§ **Exercise brief**
Sort through the data and copy the lines holding the word "Recolección".

§ **Given data**
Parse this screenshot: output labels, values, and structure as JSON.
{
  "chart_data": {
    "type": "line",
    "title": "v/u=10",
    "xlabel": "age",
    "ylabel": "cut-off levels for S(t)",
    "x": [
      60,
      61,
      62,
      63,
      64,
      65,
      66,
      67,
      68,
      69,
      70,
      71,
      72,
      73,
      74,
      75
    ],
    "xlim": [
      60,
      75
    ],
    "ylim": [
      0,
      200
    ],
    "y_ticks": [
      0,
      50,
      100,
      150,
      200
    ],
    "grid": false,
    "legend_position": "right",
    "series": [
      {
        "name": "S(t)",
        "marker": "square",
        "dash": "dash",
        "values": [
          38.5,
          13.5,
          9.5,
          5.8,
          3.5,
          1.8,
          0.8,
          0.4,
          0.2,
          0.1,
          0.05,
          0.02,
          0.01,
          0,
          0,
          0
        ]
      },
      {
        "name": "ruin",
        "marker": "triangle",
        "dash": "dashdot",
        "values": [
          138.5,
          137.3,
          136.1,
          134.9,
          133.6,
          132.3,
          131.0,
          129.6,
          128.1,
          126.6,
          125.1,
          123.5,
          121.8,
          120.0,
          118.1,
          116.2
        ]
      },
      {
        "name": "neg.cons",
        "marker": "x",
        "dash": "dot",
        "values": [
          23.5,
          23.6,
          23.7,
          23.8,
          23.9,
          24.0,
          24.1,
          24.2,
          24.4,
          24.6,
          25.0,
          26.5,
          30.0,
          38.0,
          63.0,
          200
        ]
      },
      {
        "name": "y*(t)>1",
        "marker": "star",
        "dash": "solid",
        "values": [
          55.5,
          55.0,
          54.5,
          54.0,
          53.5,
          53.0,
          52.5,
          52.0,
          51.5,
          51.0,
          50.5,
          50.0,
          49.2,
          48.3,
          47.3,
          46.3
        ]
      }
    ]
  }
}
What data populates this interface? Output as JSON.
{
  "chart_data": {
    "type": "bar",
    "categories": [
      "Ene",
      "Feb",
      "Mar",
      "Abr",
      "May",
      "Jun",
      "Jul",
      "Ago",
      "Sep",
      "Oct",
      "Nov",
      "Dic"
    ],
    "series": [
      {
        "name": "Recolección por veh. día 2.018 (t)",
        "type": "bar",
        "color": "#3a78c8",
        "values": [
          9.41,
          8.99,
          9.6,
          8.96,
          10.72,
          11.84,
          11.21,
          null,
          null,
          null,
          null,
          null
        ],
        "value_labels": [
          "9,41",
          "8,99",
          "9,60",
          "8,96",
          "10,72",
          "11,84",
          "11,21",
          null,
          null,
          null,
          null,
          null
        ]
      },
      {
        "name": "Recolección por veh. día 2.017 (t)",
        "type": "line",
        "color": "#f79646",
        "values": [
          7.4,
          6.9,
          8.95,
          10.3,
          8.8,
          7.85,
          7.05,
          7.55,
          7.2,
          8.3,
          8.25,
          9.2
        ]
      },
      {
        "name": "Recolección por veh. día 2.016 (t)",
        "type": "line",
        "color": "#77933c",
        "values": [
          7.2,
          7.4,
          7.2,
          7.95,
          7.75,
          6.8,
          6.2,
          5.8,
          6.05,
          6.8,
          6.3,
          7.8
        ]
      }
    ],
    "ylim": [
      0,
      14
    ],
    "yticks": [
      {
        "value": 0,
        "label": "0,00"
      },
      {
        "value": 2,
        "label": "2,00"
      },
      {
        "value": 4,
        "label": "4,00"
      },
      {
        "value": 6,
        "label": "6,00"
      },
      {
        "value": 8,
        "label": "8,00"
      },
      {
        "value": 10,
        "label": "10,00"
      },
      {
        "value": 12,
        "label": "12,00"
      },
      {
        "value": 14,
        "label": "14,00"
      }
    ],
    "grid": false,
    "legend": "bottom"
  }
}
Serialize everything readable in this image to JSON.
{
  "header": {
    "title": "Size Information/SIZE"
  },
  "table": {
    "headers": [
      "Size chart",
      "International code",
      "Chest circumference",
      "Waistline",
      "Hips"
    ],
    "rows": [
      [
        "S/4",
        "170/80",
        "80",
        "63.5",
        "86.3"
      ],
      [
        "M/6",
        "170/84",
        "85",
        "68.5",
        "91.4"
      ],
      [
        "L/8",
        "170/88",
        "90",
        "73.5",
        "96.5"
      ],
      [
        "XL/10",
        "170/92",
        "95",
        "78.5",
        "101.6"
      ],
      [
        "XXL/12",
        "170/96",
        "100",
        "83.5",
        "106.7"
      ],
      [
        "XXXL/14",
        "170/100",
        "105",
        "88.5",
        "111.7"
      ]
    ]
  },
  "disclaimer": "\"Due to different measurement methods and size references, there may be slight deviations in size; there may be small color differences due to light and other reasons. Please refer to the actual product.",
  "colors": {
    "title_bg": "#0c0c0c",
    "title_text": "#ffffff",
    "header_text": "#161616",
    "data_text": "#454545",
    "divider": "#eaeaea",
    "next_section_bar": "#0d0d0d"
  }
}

§ **Reply to the task**
        "name": "Recolección por veh. día 2.018 (t)",
        "name": "Recolección por veh. día 2.017 (t)",
        "name": "Recolección por veh. día 2.016 (t)",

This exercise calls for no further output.